Aim :: Scan the data. Collect each line that contains the word "Mount".

Dataset entries ::
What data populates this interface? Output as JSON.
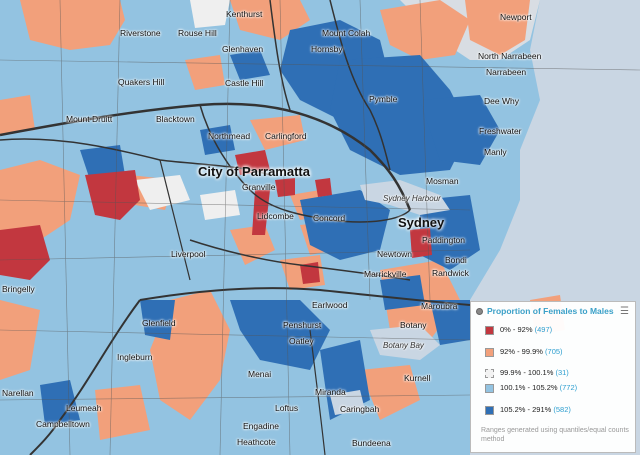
{
  "map": {
    "colors": {
      "class1": "#c2373f",
      "class2": "#f2a07b",
      "class3": "#f2f2f2",
      "class4": "#93c3e1",
      "class5": "#2f6fb5",
      "water": "#c9d6e3",
      "road": "#333333"
    }
  },
  "labels": {
    "kenthurst": "Kenthurst",
    "newport": "Newport",
    "riverstone": "Riverstone",
    "rouse_hill": "Rouse Hill",
    "mount_colah": "Mount Colah",
    "glenhaven": "Glenhaven",
    "hornsby": "Hornsby",
    "north_narrabeen": "North Narrabeen",
    "narrabeen": "Narrabeen",
    "quakers_hill": "Quakers Hill",
    "castle_hill": "Castle Hill",
    "pymble": "Pymble",
    "dee_why": "Dee Why",
    "mount_druitt": "Mount Druitt",
    "blacktown": "Blacktown",
    "freshwater": "Freshwater",
    "northmead": "Northmead",
    "carlingford": "Carlingford",
    "manly": "Manly",
    "parramatta": "City of Parramatta",
    "granville": "Granville",
    "mosman": "Mosman",
    "sydney_harbour": "Sydney Harbour",
    "lidcombe": "Lidcombe",
    "concord": "Concord",
    "sydney": "Sydney",
    "paddington": "Paddington",
    "liverpool": "Liverpool",
    "newtown": "Newtown",
    "bondi": "Bondi",
    "marrickville": "Marrickville",
    "randwick": "Randwick",
    "bringelly": "Bringelly",
    "earlwood": "Earlwood",
    "maroubra": "Maroubra",
    "glenfield": "Glenfield",
    "penshurst": "Penshurst",
    "botany": "Botany",
    "botany_bay": "Botany Bay",
    "oatley": "Oatley",
    "ingleburn": "Ingleburn",
    "menai": "Menai",
    "kurnell": "Kurnell",
    "narellan": "Narellan",
    "leumeah": "Leumeah",
    "loftus": "Loftus",
    "miranda": "Miranda",
    "campbelltown": "Campbelltown",
    "caringbah": "Caringbah",
    "engadine": "Engadine",
    "heathcote": "Heathcote",
    "bundeena": "Bundeena"
  },
  "legend": {
    "title": "Proportion of Females to Males",
    "items": [
      {
        "range": "0% - 92%",
        "count": "(497)"
      },
      {
        "range": "92% - 99.9%",
        "count": "(705)"
      },
      {
        "range": "99.9% - 100.1%",
        "count": "(31)"
      },
      {
        "range": "100.1% - 105.2%",
        "count": "(772)"
      },
      {
        "range": "105.2% - 291%",
        "count": "(582)"
      }
    ],
    "note": "Ranges generated using quantiles/equal counts method"
  }
}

Response ::
    "mount_colah": "Mount Colah",
    "mount_druitt": "Mount Druitt",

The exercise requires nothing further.